TASK STATEMENT:
Edit the listing below by replacing every occurrence of "candle-body" with "candlestick-body" and keep everything else the same. Leave the pictures out of your answer.

Layout element annotations:
########
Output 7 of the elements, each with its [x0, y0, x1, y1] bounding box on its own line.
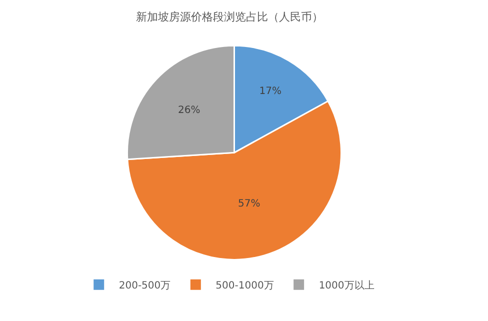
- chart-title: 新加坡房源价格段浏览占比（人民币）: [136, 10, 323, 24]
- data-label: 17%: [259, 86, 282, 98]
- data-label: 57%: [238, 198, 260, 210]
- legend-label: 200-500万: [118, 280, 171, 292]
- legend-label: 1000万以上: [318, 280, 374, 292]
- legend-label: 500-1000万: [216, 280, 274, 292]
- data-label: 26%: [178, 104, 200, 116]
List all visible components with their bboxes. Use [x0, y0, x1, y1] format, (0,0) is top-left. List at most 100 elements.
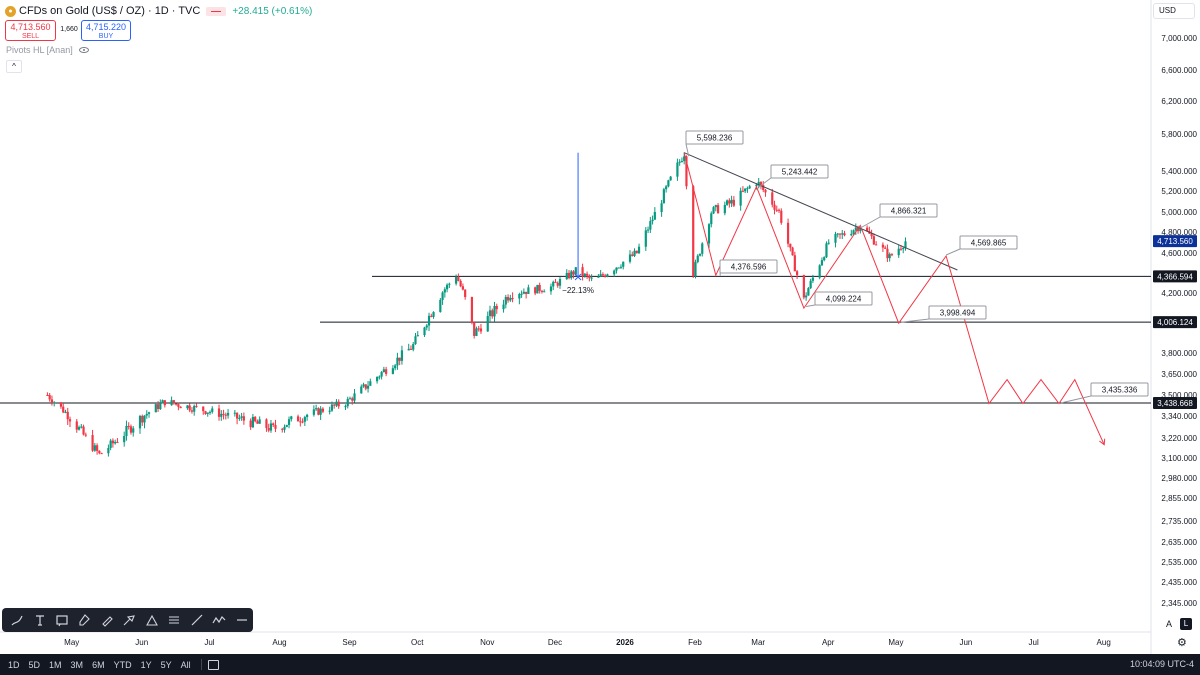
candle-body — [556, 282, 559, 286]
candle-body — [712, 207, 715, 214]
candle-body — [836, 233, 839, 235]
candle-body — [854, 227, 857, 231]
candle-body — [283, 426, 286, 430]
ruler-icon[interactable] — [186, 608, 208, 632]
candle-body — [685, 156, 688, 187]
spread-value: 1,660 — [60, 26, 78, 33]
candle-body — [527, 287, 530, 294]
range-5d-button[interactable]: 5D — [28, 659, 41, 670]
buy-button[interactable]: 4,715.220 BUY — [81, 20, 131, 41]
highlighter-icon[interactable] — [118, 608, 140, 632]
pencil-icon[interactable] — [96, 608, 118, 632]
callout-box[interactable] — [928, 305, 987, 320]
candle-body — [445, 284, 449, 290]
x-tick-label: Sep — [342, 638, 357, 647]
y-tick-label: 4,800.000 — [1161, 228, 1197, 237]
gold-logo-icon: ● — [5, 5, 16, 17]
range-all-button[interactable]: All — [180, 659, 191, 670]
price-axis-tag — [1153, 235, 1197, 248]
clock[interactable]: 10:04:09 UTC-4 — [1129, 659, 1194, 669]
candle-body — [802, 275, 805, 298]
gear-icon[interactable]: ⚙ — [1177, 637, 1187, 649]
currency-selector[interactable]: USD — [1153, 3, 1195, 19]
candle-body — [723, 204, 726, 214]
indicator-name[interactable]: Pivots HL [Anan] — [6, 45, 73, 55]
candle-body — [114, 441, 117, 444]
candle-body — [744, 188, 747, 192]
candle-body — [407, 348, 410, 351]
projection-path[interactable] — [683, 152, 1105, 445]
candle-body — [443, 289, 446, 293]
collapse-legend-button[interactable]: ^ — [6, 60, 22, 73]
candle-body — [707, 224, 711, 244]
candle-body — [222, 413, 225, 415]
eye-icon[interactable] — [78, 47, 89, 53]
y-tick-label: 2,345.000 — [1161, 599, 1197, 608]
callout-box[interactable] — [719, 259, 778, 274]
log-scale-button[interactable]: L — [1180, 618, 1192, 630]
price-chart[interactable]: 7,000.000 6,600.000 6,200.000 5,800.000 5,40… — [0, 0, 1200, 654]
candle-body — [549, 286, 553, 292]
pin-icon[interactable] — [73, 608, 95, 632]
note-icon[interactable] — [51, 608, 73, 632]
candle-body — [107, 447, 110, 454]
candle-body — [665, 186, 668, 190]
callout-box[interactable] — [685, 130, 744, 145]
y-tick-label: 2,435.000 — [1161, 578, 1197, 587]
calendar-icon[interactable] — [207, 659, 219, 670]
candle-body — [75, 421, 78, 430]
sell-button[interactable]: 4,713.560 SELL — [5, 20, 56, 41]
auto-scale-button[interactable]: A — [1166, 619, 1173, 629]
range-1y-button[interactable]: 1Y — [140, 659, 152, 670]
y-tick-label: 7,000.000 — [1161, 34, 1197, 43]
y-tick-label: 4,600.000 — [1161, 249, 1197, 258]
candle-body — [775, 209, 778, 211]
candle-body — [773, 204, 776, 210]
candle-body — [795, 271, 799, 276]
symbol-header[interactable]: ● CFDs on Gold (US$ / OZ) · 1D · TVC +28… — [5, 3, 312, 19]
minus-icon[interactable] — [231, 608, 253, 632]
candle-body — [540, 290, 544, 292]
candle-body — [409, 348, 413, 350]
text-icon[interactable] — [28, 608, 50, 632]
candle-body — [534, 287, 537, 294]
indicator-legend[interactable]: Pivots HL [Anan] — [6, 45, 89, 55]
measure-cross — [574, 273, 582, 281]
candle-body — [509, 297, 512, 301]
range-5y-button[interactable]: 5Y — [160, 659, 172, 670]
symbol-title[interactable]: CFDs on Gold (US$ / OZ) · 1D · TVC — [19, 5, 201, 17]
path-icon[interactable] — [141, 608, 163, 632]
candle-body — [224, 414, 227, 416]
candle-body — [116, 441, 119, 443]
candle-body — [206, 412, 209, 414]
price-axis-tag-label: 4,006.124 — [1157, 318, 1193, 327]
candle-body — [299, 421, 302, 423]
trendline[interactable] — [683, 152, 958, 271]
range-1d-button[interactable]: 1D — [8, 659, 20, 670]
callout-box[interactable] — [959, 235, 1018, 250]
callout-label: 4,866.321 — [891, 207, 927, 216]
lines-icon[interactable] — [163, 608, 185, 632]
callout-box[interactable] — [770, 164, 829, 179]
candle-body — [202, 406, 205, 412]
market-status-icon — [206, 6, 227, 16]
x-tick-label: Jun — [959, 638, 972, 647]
########
OUTPUT FOR THIS EXERCISE:
Output 7 of the elements, each with its [x0, y0, x1, y1] bounding box on its own line.
- chart-title: 新加坡房源价格段浏览占比（人民币）: [136, 10, 323, 24]
- data-label: 17%: [259, 86, 282, 98]
- data-label: 57%: [238, 198, 260, 210]
- legend-label: 200-500万: [118, 280, 171, 292]
- legend-label: 1000万以上: [318, 280, 374, 292]
- legend-label: 500-1000万: [216, 280, 274, 292]
- data-label: 26%: [178, 104, 200, 116]
List all visible components with their bboxes. Use [x0, y0, x1, y1] format, (0,0) is top-left. List at most 100 elements.
candlestick-body — [556, 282, 559, 286]
candlestick-body — [712, 207, 715, 214]
candlestick-body — [836, 233, 839, 235]
candlestick-body — [854, 227, 857, 231]
candlestick-body — [283, 426, 286, 430]
ruler-icon[interactable] — [186, 608, 208, 632]
candlestick-body — [685, 156, 688, 187]
spread-value: 1,660 — [60, 26, 78, 33]
candlestick-body — [527, 287, 530, 294]
range-5d-button[interactable]: 5D — [28, 659, 41, 670]
buy-button[interactable]: 4,715.220 BUY — [81, 20, 131, 41]
highlighter-icon[interactable] — [118, 608, 140, 632]
pencil-icon[interactable] — [96, 608, 118, 632]
callout-box[interactable] — [928, 305, 987, 320]
candlestick-body — [445, 284, 449, 290]
x-tick-label: Sep — [342, 638, 357, 647]
y-tick-label: 4,800.000 — [1161, 228, 1197, 237]
gold-logo-icon: ● — [5, 5, 16, 17]
range-all-button[interactable]: All — [180, 659, 191, 670]
price-axis-tag — [1153, 235, 1197, 248]
clock[interactable]: 10:04:09 UTC-4 — [1129, 659, 1194, 669]
candlestick-body — [802, 275, 805, 298]
gear-icon[interactable]: ⚙ — [1177, 637, 1187, 649]
currency-selector[interactable]: USD — [1153, 3, 1195, 19]
candlestick-body — [723, 204, 726, 214]
indicator-name[interactable]: Pivots HL [Anan] — [6, 45, 73, 55]
candlestick-body — [114, 441, 117, 444]
candlestick-body — [744, 188, 747, 192]
candlestick-body — [407, 348, 410, 351]
projection-path[interactable] — [683, 152, 1105, 445]
candlestick-body — [443, 289, 446, 293]
collapse-legend-button[interactable]: ^ — [6, 60, 22, 73]
candlestick-body — [707, 224, 711, 244]
candlestick-body — [222, 413, 225, 415]
eye-icon[interactable] — [78, 47, 89, 53]
y-tick-label: 2,345.000 — [1161, 599, 1197, 608]
callout-box[interactable] — [719, 259, 778, 274]
log-scale-button[interactable]: L — [1180, 618, 1192, 630]
price-chart[interactable]: 7,000.000 6,600.000 6,200.000 5,800.000 5,40… — [0, 0, 1200, 654]
candlestick-body — [549, 286, 553, 292]
pin-icon[interactable] — [73, 608, 95, 632]
note-icon[interactable] — [51, 608, 73, 632]
candlestick-body — [107, 447, 110, 454]
candlestick-body — [665, 186, 668, 190]
callout-box[interactable] — [685, 130, 744, 145]
y-tick-label: 2,435.000 — [1161, 578, 1197, 587]
calendar-icon[interactable] — [207, 659, 219, 670]
candlestick-body — [75, 421, 78, 430]
sell-button[interactable]: 4,713.560 SELL — [5, 20, 56, 41]
auto-scale-button[interactable]: A — [1166, 619, 1173, 629]
range-1y-button[interactable]: 1Y — [140, 659, 152, 670]
y-tick-label: 7,000.000 — [1161, 34, 1197, 43]
y-tick-label: 4,600.000 — [1161, 249, 1197, 258]
candlestick-body — [775, 209, 778, 211]
candlestick-body — [773, 204, 776, 210]
candlestick-body — [795, 271, 799, 276]
symbol-header[interactable]: ● CFDs on Gold (US$ / OZ) · 1D · TVC +28… — [5, 3, 312, 19]
minus-icon[interactable] — [231, 608, 253, 632]
candlestick-body — [540, 290, 544, 292]
candlestick-body — [409, 348, 413, 350]
text-icon[interactable] — [28, 608, 50, 632]
candlestick-body — [534, 287, 537, 294]
indicator-legend[interactable]: Pivots HL [Anan] — [6, 45, 89, 55]
measure-cross — [574, 273, 582, 281]
candlestick-body — [509, 297, 512, 301]
range-5y-button[interactable]: 5Y — [160, 659, 172, 670]
symbol-title[interactable]: CFDs on Gold (US$ / OZ) · 1D · TVC — [19, 5, 201, 17]
path-icon[interactable] — [141, 608, 163, 632]
candlestick-body — [224, 414, 227, 416]
candlestick-body — [116, 441, 119, 443]
candlestick-body — [206, 412, 209, 414]
price-axis-tag-label: 4,006.124 — [1157, 318, 1193, 327]
candlestick-body — [299, 421, 302, 423]
trendline[interactable] — [683, 152, 958, 271]
range-1d-button[interactable]: 1D — [8, 659, 20, 670]
callout-box[interactable] — [959, 235, 1018, 250]
callout-label: 4,866.321 — [891, 207, 927, 216]
lines-icon[interactable] — [163, 608, 185, 632]
callout-box[interactable] — [770, 164, 829, 179]
candlestick-body — [202, 406, 205, 412]
market-status-icon — [206, 6, 227, 16]
x-tick-label: Jun — [959, 638, 972, 647]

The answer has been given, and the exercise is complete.